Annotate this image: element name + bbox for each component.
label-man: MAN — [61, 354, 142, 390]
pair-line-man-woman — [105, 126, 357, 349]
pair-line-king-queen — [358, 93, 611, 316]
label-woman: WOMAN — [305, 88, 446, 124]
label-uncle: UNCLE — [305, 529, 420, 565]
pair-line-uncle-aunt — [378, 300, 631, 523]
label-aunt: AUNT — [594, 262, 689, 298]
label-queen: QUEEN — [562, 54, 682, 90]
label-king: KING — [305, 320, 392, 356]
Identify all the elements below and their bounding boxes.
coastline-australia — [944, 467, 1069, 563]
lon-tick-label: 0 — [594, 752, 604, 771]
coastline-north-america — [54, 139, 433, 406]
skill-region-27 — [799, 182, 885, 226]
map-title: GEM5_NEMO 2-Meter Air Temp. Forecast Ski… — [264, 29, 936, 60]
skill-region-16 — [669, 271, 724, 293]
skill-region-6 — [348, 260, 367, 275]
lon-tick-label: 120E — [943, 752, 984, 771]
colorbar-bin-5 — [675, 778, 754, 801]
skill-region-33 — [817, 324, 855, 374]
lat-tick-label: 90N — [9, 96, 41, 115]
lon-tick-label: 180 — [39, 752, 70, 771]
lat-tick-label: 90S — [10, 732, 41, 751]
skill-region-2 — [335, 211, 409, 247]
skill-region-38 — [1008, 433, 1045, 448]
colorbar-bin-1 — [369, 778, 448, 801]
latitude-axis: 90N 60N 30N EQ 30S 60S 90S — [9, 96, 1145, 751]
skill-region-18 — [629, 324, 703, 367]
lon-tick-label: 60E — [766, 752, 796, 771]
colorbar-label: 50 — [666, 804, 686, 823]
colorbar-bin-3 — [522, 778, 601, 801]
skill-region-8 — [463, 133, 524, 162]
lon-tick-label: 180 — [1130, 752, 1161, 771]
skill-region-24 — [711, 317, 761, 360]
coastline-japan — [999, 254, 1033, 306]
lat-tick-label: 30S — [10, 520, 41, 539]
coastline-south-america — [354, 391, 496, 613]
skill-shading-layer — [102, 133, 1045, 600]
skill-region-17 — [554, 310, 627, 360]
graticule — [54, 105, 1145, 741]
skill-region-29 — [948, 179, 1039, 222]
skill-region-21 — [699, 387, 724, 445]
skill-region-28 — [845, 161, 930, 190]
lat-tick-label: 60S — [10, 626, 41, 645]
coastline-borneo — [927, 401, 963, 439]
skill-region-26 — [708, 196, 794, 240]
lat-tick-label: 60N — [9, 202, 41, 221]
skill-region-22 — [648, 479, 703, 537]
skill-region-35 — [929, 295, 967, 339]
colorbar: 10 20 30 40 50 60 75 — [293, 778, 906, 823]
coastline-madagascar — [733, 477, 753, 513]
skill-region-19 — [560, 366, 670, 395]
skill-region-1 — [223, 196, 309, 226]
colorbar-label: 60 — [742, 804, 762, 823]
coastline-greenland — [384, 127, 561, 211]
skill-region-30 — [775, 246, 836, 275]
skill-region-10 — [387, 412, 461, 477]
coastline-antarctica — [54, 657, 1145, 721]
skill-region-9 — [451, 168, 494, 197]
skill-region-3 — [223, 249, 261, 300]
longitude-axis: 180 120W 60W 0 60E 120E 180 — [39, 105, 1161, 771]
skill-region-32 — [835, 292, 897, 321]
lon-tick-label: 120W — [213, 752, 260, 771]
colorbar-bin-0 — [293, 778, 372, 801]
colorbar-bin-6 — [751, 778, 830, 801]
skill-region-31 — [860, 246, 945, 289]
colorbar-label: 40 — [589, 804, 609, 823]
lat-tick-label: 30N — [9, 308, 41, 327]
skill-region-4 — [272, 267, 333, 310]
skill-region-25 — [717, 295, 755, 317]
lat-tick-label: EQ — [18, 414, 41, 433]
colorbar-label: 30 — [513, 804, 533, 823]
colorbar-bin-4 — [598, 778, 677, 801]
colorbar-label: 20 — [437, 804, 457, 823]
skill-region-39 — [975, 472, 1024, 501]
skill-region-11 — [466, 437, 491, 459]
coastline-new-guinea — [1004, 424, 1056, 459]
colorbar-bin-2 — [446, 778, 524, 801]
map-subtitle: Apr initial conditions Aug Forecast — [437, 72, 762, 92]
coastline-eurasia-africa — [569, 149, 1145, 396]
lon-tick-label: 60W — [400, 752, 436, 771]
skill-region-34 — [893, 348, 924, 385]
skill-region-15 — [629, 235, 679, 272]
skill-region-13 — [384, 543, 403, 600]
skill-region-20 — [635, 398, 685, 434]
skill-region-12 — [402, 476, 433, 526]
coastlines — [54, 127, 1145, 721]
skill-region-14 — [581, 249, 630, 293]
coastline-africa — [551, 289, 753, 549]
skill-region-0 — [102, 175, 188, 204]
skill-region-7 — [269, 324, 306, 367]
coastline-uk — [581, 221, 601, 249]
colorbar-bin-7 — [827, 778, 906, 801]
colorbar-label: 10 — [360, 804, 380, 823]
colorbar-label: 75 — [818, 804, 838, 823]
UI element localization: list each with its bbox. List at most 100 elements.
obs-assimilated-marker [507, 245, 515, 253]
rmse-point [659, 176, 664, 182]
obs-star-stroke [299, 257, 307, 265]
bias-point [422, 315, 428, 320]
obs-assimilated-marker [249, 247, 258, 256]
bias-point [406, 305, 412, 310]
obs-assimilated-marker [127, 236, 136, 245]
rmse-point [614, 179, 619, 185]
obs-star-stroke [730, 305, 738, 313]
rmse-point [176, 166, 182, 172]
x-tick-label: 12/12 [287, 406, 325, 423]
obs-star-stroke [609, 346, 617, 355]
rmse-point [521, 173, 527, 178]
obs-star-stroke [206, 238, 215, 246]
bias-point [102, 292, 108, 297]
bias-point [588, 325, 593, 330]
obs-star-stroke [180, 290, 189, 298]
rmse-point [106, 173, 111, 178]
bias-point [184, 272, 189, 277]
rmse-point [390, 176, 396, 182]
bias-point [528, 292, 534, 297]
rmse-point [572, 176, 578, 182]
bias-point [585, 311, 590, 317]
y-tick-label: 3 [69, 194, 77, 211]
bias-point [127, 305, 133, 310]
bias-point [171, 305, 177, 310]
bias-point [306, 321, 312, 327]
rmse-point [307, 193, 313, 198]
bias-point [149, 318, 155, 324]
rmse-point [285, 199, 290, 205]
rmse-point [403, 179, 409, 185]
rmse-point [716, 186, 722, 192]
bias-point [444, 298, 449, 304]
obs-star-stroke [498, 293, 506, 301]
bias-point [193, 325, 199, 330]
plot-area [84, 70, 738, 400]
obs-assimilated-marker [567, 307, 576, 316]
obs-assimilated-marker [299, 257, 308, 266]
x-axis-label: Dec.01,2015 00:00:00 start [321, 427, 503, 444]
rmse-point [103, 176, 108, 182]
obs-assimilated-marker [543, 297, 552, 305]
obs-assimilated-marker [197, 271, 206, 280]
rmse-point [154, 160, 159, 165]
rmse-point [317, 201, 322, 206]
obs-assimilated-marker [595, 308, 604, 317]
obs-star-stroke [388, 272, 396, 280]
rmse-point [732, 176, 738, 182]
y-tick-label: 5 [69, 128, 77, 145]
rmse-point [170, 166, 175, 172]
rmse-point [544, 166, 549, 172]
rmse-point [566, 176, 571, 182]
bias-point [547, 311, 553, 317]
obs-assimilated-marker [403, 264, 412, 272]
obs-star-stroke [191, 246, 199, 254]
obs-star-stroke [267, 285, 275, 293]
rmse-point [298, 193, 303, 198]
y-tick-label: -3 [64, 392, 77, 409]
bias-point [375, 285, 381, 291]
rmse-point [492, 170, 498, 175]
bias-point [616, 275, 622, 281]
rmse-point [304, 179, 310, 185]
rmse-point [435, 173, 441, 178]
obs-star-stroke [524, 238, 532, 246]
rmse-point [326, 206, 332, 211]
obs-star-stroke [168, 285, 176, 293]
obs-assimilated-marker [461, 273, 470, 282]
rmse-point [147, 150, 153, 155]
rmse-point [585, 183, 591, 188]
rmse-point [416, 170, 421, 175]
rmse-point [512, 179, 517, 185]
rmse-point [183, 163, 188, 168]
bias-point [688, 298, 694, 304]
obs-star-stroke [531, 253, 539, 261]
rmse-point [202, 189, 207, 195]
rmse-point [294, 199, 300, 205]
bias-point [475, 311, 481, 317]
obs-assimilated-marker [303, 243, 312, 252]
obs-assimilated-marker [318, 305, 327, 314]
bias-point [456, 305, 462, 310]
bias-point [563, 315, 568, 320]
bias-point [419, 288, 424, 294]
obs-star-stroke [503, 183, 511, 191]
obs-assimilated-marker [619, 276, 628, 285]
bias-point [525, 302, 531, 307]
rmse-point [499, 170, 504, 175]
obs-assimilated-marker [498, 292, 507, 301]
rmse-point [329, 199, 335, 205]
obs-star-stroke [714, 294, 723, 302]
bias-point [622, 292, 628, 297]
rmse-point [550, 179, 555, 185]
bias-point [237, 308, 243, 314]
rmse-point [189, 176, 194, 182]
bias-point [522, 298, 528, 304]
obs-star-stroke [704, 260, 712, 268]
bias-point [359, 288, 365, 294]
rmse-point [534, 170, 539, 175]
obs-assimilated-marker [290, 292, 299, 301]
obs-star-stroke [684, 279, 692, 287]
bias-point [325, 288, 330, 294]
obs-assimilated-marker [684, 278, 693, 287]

-=-=-=-=-

Turn the data, from the first line through the line with "skill-region-33 — [817, 324, 855, 374]", into a numbered list and leave out any blank lines.

1. Annotate this image: element name + bbox for each component.
2. label-man: MAN — [61, 354, 142, 390]
3. pair-line-man-woman — [105, 126, 357, 349]
4. pair-line-king-queen — [358, 93, 611, 316]
5. label-woman: WOMAN — [305, 88, 446, 124]
6. label-uncle: UNCLE — [305, 529, 420, 565]
7. pair-line-uncle-aunt — [378, 300, 631, 523]
8. label-aunt: AUNT — [594, 262, 689, 298]
9. label-queen: QUEEN — [562, 54, 682, 90]
10. label-king: KING — [305, 320, 392, 356]
11. Identify all the elements below and their bounding boxes.
12. coastline-australia — [944, 467, 1069, 563]
13. lon-tick-label: 0 — [594, 752, 604, 771]
14. coastline-north-america — [54, 139, 433, 406]
15. skill-region-27 — [799, 182, 885, 226]
16. map-title: GEM5_NEMO 2-Meter Air Temp. Forecast Ski… — [264, 29, 936, 60]
17. skill-region-16 — [669, 271, 724, 293]
18. skill-region-6 — [348, 260, 367, 275]
19. lon-tick-label: 120E — [943, 752, 984, 771]
20. colorbar-bin-5 — [675, 778, 754, 801]
21. skill-region-33 — [817, 324, 855, 374]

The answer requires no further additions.